## WHAT THIS TASK INVOLVES
Omit the pictures, then write out every entry exactly as it reads.

** Start SUPPLIED DATA **

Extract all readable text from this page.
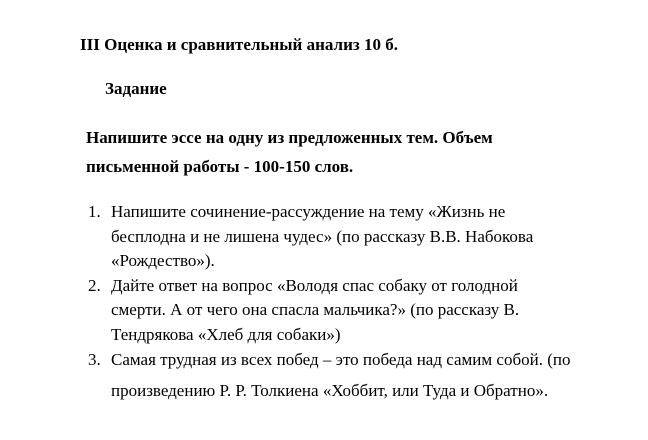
III Оценка и сравнительный анализ 10 б.
Задание
Напишите эссе на одну из предложенных тем. Объем
письменной работы - 100-150 слов.
1. Напишите сочинение-рассуждение на тему «Жизнь не
бесплодна и не лишена чудес» (по рассказу В.В. Набокова
«Рождество»).
2. Дайте ответ на вопрос «Володя спас собаку от голодной
смерти. А от чего она спасла мальчика?» (по рассказу В.
Тендрякова «Хлеб для собаки»)
3. Самая трудная из всех побед – это победа над самим собой. (по
произведению Р. Р. Толкиена «Хоббит, или Туда и Обратно».
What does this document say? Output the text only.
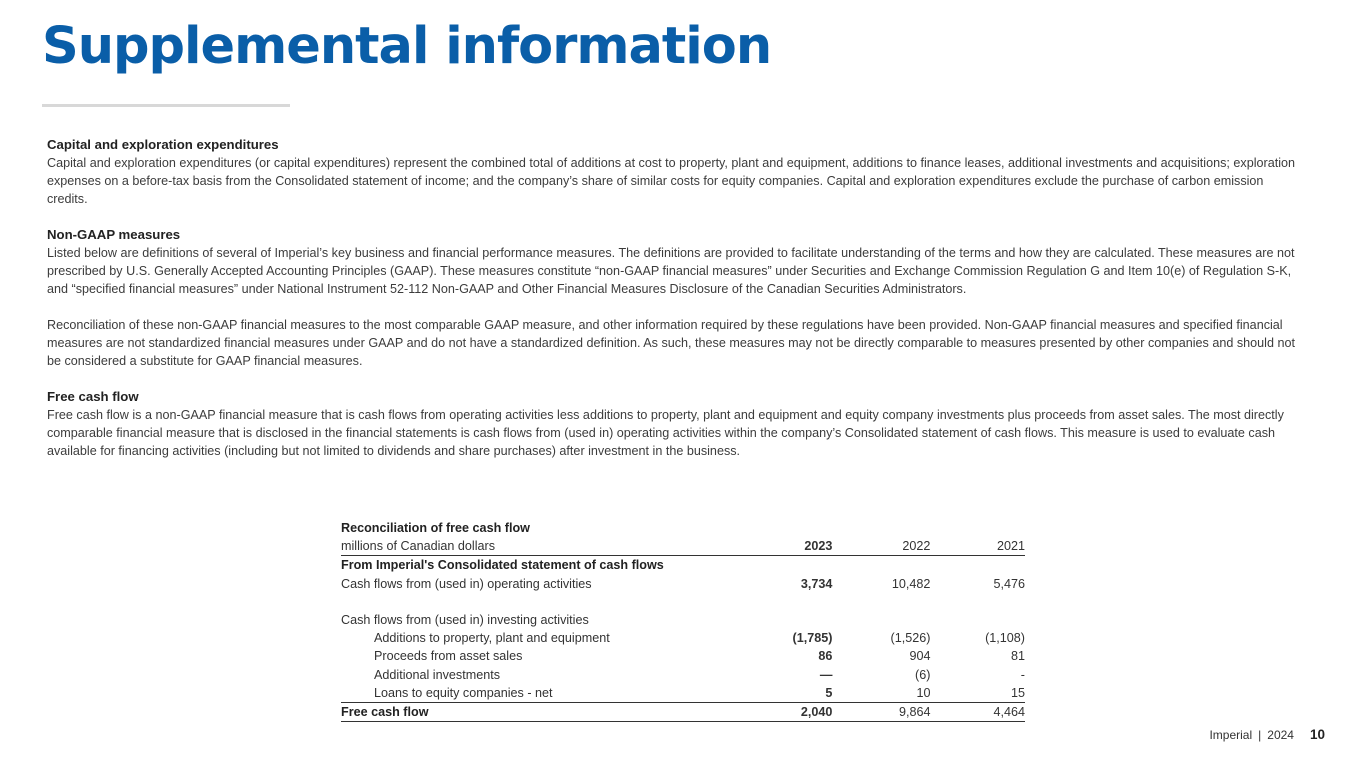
Supplemental information
Capital and exploration expenditures

Capital and exploration expenditures (or capital expenditures) represent the combined total of additions at cost to property, plant and equipment, additions to finance leases, additional investments and acquisitions; exploration expenses on a before-tax basis from the Consolidated statement of income; and the company’s share of similar costs for equity companies. Capital and exploration expenditures exclude the purchase of carbon emission credits.

Non-GAAP measures

Listed below are definitions of several of Imperial’s key business and financial performance measures. The definitions are provided to facilitate understanding of the terms and how they are calculated. These measures are not prescribed by U.S. Generally Accepted Accounting Principles (GAAP). These measures constitute “non-GAAP financial measures” under Securities and Exchange Commission Regulation G and Item 10(e) of Regulation S-K, and “specified financial measures” under National Instrument 52-112 Non-GAAP and Other Financial Measures Disclosure of the Canadian Securities Administrators.

Reconciliation of these non-GAAP financial measures to the most comparable GAAP measure, and other information required by these regulations have been provided. Non-GAAP financial measures and specified financial measures are not standardized financial measures under GAAP and do not have a standardized definition. As such, these measures may not be directly comparable to measures presented by other companies and should not be considered a substitute for GAAP financial measures.

Free cash flow

Free cash flow is a non-GAAP financial measure that is cash flows from operating activities less additions to property, plant and equipment and equity company investments plus proceeds from asset sales. The most directly comparable financial measure that is disclosed in the financial statements is cash flows from (used in) operating activities within the company’s Consolidated statement of cash flows. This measure is used to evaluate cash available for financing activities (including but not limited to dividends and share purchases) after investment in the business.

Reconciliation of free cash flow			
millions of Canadian dollars	2023	2022	2021
From Imperial's Consolidated statement of cash flows			
Cash flows from (used in) operating activities	3,734	10,482	5,476

Cash flows from (used in) investing activities			
Additions to property, plant and equipment	(1,785)	(1,526)	(1,108)
Proceeds from asset sales	86	904	81
Additional investments	—	(6)	-
Loans to equity companies - net	5	10	15
Free cash flow	2,040	9,864	4,464
Imperial | 2024 10
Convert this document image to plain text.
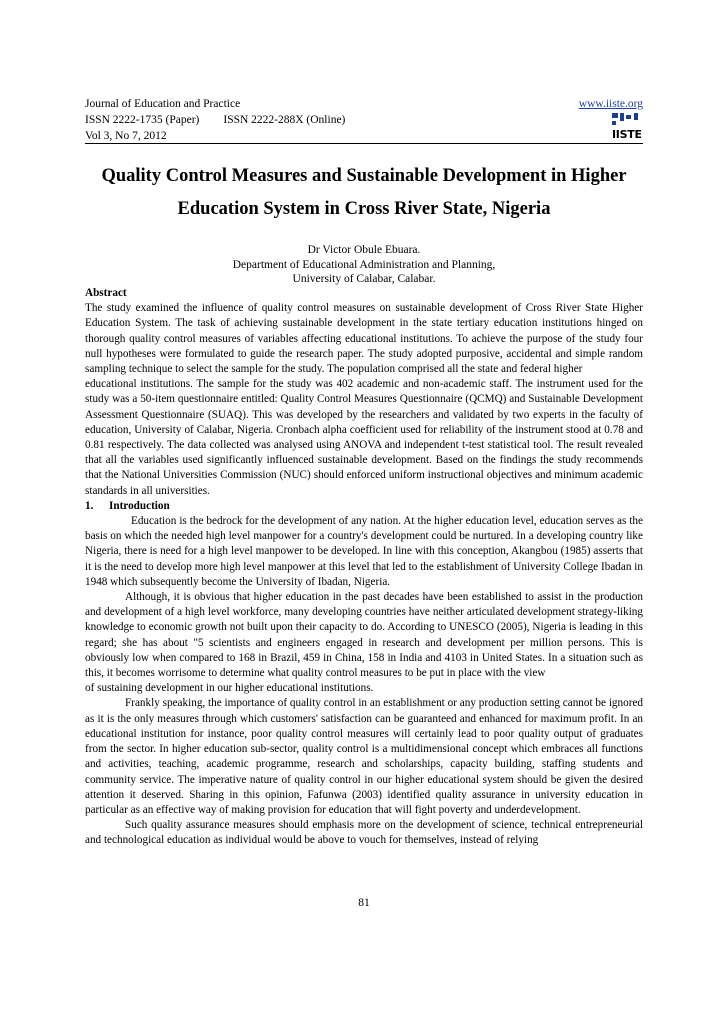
Journal of Education and Practice	www.iiste.org
ISSN 2222-1735 (Paper) ISSN 2222-288X (Online)
Vol 3, No 7, 2012	IISTE
Quality Control Measures and Sustainable Development in Higher
Education System in Cross River State, Nigeria
Dr Victor Obule Ebuara.
Department of Educational Administration and Planning,
University of Calabar, Calabar.

Abstract

The study examined the influence of quality control measures on sustainable development of Cross River State Higher Education System. The task of achieving sustainable development in the state tertiary education institutions hinged on thorough quality control measures of variables affecting educational institutions. To achieve the purpose of the study four null hypotheses were formulated to guide the research paper. The study adopted purposive, accidental and simple random sampling technique to select the sample for the study. The population comprised all the state and federal higher

educational institutions. The sample for the study was 402 academic and non-academic staff. The instrument used for the study was a 50-item questionnaire entitled: Quality Control Measures Questionnaire (QCMQ) and Sustainable Development Assessment Questionnaire (SUAQ). This was developed by the researchers and validated by two experts in the faculty of education, University of Calabar, Nigeria. Cronbach alpha coefficient used for reliability of the instrument stood at 0.78 and 0.81 respectively. The data collected was analysed using ANOVA and independent t-test statistical tool. The result revealed that all the variables used significantly influenced sustainable development. Based on the findings the study recommends that the National Universities Commission (NUC) should enforced uniform instructional objectives and minimum academic standards in all universities.

1. Introduction

Education is the bedrock for the development of any nation. At the higher education level, education serves as the basis on which the needed high level manpower for a country's development could be nurtured. In a developing country like Nigeria, there is need for a high level manpower to be developed. In line with this conception, Akangbou (1985) asserts that it is the need to develop more high level manpower at this level that led to the establishment of University College Ibadan in 1948 which subsequently become the University of Ibadan, Nigeria.

Although, it is obvious that higher education in the past decades have been established to assist in the production and development of a high level workforce, many developing countries have neither articulated development strategy-liking knowledge to economic growth not built upon their capacity to do. According to UNESCO (2005), Nigeria is leading in this regard; she has about "5 scientists and engineers engaged in research and development per million persons. This is obviously low when compared to 168 in Brazil, 459 in China, 158 in India and 4103 in United States. In a situation such as this, it becomes worrisome to determine what quality control measures to be put in place with the view

of sustaining development in our higher educational institutions.

Frankly speaking, the importance of quality control in an establishment or any production setting cannot be ignored as it is the only measures through which customers' satisfaction can be guaranteed and enhanced for maximum profit. In an educational institution for instance, poor quality control measures will certainly lead to poor quality output of graduates from the sector. In higher education sub-sector, quality control is a multidimensional concept which embraces all functions and activities, teaching, academic programme, research and scholarships, capacity building, staffing students and community service. The imperative nature of quality control in our higher educational system should be given the desired attention it deserved. Sharing in this opinion, Fafunwa (2003) identified quality assurance in university education in particular as an effective way of making provision for education that will fight poverty and underdevelopment.

Such quality assurance measures should emphasis more on the development of science, technical entrepreneurial and technological education as individual would be above to vouch for themselves, instead of relying

81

** End SUPPLIED DATA **

## ANSWER IN FULL
Extract all readable text from this page.
III Оценка и сравнительный анализ 10 б.
Задание
Напишите эссе на одну из предложенных тем. Объем
письменной работы - 100-150 слов.
1. Напишите сочинение-рассуждение на тему «Жизнь не
бесплодна и не лишена чудес» (по рассказу В.В. Набокова
«Рождество»).
2. Дайте ответ на вопрос «Володя спас собаку от голодной
смерти. А от чего она спасла мальчика?» (по рассказу В.
Тендрякова «Хлеб для собаки»)
3. Самая трудная из всех побед – это победа над самим собой. (по
произведению Р. Р. Толкиена «Хоббит, или Туда и Обратно».
What does this document say? Output the text only.
Supplemental information
Capital and exploration expenditures

Capital and exploration expenditures (or capital expenditures) represent the combined total of additions at cost to property, plant and equipment, additions to finance leases, additional investments and acquisitions; exploration expenses on a before-tax basis from the Consolidated statement of income; and the company’s share of similar costs for equity companies. Capital and exploration expenditures exclude the purchase of carbon emission credits.

Non-GAAP measures

Listed below are definitions of several of Imperial’s key business and financial performance measures. The definitions are provided to facilitate understanding of the terms and how they are calculated. These measures are not prescribed by U.S. Generally Accepted Accounting Principles (GAAP). These measures constitute “non-GAAP financial measures” under Securities and Exchange Commission Regulation G and Item 10(e) of Regulation S-K, and “specified financial measures” under National Instrument 52-112 Non-GAAP and Other Financial Measures Disclosure of the Canadian Securities Administrators.

Reconciliation of these non-GAAP financial measures to the most comparable GAAP measure, and other information required by these regulations have been provided. Non-GAAP financial measures and specified financial measures are not standardized financial measures under GAAP and do not have a standardized definition. As such, these measures may not be directly comparable to measures presented by other companies and should not be considered a substitute for GAAP financial measures.

Free cash flow

Free cash flow is a non-GAAP financial measure that is cash flows from operating activities less additions to property, plant and equipment and equity company investments plus proceeds from asset sales. The most directly comparable financial measure that is disclosed in the financial statements is cash flows from (used in) operating activities within the company’s Consolidated statement of cash flows. This measure is used to evaluate cash available for financing activities (including but not limited to dividends and share purchases) after investment in the business.

Reconciliation of free cash flow			
millions of Canadian dollars	2023	2022	2021
From Imperial's Consolidated statement of cash flows			
Cash flows from (used in) operating activities	3,734	10,482	5,476

Cash flows from (used in) investing activities			
Additions to property, plant and equipment	(1,785)	(1,526)	(1,108)
Proceeds from asset sales	86	904	81
Additional investments	—	(6)	-
Loans to equity companies - net	5	10	15
Free cash flow	2,040	9,864	4,464
Imperial | 2024 10
Convert this document image to plain text.
Journal of Education and Practice	www.iiste.org
ISSN 2222-1735 (Paper) ISSN 2222-288X (Online)
Vol 3, No 7, 2012	IISTE
Quality Control Measures and Sustainable Development in Higher
Education System in Cross River State, Nigeria
Dr Victor Obule Ebuara.
Department of Educational Administration and Planning,
University of Calabar, Calabar.

Abstract

The study examined the influence of quality control measures on sustainable development of Cross River State Higher Education System. The task of achieving sustainable development in the state tertiary education institutions hinged on thorough quality control measures of variables affecting educational institutions. To achieve the purpose of the study four null hypotheses were formulated to guide the research paper. The study adopted purposive, accidental and simple random sampling technique to select the sample for the study. The population comprised all the state and federal higher

educational institutions. The sample for the study was 402 academic and non-academic staff. The instrument used for the study was a 50-item questionnaire entitled: Quality Control Measures Questionnaire (QCMQ) and Sustainable Development Assessment Questionnaire (SUAQ). This was developed by the researchers and validated by two experts in the faculty of education, University of Calabar, Nigeria. Cronbach alpha coefficient used for reliability of the instrument stood at 0.78 and 0.81 respectively. The data collected was analysed using ANOVA and independent t-test statistical tool. The result revealed that all the variables used significantly influenced sustainable development. Based on the findings the study recommends that the National Universities Commission (NUC) should enforced uniform instructional objectives and minimum academic standards in all universities.

1. Introduction

Education is the bedrock for the development of any nation. At the higher education level, education serves as the basis on which the needed high level manpower for a country's development could be nurtured. In a developing country like Nigeria, there is need for a high level manpower to be developed. In line with this conception, Akangbou (1985) asserts that it is the need to develop more high level manpower at this level that led to the establishment of University College Ibadan in 1948 which subsequently become the University of Ibadan, Nigeria.

Although, it is obvious that higher education in the past decades have been established to assist in the production and development of a high level workforce, many developing countries have neither articulated development strategy-liking knowledge to economic growth not built upon their capacity to do. According to UNESCO (2005), Nigeria is leading in this regard; she has about "5 scientists and engineers engaged in research and development per million persons. This is obviously low when compared to 168 in Brazil, 459 in China, 158 in India and 4103 in United States. In a situation such as this, it becomes worrisome to determine what quality control measures to be put in place with the view

of sustaining development in our higher educational institutions.

Frankly speaking, the importance of quality control in an establishment or any production setting cannot be ignored as it is the only measures through which customers' satisfaction can be guaranteed and enhanced for maximum profit. In an educational institution for instance, poor quality control measures will certainly lead to poor quality output of graduates from the sector. In higher education sub-sector, quality control is a multidimensional concept which embraces all functions and activities, teaching, academic programme, research and scholarships, capacity building, staffing students and community service. The imperative nature of quality control in our higher educational system should be given the desired attention it deserved. Sharing in this opinion, Fafunwa (2003) identified quality assurance in university education in particular as an effective way of making provision for education that will fight poverty and underdevelopment.

Such quality assurance measures should emphasis more on the development of science, technical entrepreneurial and technological education as individual would be above to vouch for themselves, instead of relying

81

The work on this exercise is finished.